::: ENTRIES PROVIDED :::
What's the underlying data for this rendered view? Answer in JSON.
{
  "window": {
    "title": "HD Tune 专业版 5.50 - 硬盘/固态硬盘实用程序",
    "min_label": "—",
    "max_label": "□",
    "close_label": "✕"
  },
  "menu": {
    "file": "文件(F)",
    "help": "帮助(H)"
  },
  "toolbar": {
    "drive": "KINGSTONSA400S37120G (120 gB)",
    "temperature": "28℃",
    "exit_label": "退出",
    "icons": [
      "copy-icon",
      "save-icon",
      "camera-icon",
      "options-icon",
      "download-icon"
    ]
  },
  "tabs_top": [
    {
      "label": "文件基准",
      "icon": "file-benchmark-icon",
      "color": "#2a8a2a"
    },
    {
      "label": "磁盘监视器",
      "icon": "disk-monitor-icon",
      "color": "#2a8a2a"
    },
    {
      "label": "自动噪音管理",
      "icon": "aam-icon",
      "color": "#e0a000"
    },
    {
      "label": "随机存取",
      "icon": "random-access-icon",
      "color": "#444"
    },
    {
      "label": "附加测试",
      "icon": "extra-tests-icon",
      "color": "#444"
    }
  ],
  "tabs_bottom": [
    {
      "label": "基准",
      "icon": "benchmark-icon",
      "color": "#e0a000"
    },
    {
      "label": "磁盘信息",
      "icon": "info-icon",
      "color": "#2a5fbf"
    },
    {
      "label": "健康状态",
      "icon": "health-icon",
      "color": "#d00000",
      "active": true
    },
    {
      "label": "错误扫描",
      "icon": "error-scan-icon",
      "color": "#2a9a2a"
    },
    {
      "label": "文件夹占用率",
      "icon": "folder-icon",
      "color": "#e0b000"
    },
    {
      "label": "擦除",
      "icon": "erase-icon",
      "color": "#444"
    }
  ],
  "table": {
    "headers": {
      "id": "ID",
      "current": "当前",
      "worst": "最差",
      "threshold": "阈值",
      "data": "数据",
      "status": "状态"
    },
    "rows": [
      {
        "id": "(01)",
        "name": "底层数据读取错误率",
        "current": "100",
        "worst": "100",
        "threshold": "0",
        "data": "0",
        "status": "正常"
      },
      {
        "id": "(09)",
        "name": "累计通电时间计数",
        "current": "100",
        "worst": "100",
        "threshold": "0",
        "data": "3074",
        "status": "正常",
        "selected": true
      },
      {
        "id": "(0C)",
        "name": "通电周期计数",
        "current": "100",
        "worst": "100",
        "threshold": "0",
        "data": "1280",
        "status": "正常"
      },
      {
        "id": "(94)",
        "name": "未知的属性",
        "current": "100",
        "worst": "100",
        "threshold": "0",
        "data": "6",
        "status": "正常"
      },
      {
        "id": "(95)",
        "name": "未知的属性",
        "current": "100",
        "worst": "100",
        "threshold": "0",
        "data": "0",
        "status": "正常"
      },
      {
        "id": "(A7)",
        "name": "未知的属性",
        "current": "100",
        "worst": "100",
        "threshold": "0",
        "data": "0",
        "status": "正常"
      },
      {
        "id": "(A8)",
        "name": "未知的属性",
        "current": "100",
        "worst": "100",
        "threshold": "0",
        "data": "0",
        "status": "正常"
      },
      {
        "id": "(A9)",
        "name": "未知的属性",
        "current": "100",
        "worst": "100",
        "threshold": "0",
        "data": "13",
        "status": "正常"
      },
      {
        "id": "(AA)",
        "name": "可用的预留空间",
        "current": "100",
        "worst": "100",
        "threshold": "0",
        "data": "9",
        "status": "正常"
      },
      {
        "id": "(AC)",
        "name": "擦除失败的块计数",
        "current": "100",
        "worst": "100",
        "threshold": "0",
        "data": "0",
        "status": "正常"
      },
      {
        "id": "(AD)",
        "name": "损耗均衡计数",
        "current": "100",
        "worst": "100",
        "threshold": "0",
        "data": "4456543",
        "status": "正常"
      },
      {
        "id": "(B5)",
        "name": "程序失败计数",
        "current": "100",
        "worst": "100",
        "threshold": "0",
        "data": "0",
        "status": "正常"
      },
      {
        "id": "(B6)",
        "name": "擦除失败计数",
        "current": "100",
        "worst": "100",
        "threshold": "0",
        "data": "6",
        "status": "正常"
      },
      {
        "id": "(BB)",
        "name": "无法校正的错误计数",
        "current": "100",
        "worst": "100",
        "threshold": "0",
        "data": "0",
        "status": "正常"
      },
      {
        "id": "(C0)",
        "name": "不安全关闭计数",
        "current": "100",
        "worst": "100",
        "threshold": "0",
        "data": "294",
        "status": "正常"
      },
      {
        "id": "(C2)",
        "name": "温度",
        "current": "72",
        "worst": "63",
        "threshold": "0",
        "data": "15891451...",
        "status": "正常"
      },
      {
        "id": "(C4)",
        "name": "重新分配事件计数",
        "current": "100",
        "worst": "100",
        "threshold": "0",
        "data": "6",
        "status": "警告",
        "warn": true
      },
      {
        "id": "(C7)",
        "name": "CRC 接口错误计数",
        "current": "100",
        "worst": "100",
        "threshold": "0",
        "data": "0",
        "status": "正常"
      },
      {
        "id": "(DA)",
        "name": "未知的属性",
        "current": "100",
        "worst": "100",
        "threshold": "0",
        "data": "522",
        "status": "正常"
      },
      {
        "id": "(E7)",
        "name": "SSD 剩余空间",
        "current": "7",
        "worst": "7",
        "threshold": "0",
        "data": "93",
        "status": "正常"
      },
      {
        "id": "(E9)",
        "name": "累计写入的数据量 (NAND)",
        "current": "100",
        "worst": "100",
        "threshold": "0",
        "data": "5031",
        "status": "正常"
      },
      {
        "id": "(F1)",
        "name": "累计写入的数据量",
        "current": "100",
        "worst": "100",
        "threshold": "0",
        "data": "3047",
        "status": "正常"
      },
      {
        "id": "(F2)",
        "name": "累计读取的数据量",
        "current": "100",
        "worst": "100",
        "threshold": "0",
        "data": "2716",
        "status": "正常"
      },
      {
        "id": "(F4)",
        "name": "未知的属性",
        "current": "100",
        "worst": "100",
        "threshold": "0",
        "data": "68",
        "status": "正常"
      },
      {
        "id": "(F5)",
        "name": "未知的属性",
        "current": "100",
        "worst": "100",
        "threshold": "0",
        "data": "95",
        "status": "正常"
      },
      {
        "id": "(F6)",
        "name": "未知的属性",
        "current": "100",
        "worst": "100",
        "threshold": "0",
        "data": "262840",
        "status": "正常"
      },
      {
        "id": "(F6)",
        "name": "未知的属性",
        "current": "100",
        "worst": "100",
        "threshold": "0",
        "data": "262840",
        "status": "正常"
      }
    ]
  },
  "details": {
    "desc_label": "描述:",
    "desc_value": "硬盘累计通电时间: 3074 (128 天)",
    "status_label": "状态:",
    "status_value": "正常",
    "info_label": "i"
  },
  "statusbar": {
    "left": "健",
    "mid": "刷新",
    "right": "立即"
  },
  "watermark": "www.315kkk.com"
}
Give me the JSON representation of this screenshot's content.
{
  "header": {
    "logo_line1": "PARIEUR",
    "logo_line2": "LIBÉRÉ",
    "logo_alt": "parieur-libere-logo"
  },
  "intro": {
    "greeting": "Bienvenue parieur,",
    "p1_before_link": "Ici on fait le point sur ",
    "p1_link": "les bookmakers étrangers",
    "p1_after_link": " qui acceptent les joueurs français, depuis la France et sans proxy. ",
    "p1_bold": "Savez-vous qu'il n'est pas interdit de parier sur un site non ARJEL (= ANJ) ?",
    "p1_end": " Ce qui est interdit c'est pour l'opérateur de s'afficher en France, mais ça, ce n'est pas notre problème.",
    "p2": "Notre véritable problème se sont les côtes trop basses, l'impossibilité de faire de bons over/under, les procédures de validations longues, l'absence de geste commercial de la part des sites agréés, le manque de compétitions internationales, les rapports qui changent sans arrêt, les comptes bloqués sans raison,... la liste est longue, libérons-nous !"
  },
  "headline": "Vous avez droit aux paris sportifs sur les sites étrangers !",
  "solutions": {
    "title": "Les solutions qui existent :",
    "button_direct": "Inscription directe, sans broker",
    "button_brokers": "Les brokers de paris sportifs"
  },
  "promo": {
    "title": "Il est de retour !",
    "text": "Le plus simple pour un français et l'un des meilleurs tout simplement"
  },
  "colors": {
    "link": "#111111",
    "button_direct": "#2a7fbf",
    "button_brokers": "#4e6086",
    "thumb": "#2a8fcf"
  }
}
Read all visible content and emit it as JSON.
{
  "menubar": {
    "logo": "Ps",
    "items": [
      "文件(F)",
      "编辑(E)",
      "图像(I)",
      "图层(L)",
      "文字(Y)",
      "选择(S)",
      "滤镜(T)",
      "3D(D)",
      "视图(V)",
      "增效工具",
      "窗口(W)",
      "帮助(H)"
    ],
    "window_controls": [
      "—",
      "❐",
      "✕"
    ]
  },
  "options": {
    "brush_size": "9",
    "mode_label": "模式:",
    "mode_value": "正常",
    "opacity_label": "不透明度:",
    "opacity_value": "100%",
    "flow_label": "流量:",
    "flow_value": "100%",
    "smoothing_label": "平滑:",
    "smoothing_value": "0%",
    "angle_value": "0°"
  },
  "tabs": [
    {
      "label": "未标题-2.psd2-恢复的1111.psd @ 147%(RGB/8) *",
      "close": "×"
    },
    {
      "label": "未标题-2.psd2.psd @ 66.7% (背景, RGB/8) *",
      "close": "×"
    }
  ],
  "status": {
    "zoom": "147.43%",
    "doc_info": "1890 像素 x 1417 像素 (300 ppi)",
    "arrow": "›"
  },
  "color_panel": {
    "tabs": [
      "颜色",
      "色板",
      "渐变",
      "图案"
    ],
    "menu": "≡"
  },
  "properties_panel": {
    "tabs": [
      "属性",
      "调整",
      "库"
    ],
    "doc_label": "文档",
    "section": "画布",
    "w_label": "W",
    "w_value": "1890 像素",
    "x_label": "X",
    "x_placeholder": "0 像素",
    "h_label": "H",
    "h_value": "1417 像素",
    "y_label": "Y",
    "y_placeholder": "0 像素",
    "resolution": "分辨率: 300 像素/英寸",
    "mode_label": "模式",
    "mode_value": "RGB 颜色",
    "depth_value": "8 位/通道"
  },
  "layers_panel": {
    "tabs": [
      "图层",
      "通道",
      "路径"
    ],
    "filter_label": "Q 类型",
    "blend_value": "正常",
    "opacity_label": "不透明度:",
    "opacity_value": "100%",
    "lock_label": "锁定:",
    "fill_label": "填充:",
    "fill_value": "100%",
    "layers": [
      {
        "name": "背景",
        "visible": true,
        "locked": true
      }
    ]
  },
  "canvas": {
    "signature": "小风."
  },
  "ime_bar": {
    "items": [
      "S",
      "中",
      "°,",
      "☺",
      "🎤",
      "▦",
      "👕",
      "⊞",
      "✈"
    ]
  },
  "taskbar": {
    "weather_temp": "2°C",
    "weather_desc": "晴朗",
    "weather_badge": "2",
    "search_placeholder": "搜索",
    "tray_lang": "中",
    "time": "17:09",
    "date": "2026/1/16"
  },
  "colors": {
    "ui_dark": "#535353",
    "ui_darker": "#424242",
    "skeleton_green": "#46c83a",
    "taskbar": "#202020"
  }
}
:::
**TASK DIRECTIONS**
Track down every line of the material containing the string "title", and copy it.

**COMPLETED EXERCISE**
    "title": "HD Tune 专业版 5.50 - 硬盘/固态硬盘实用程序",
    "title": "Les solutions qui existent :",
    "title": "Il est de retour !",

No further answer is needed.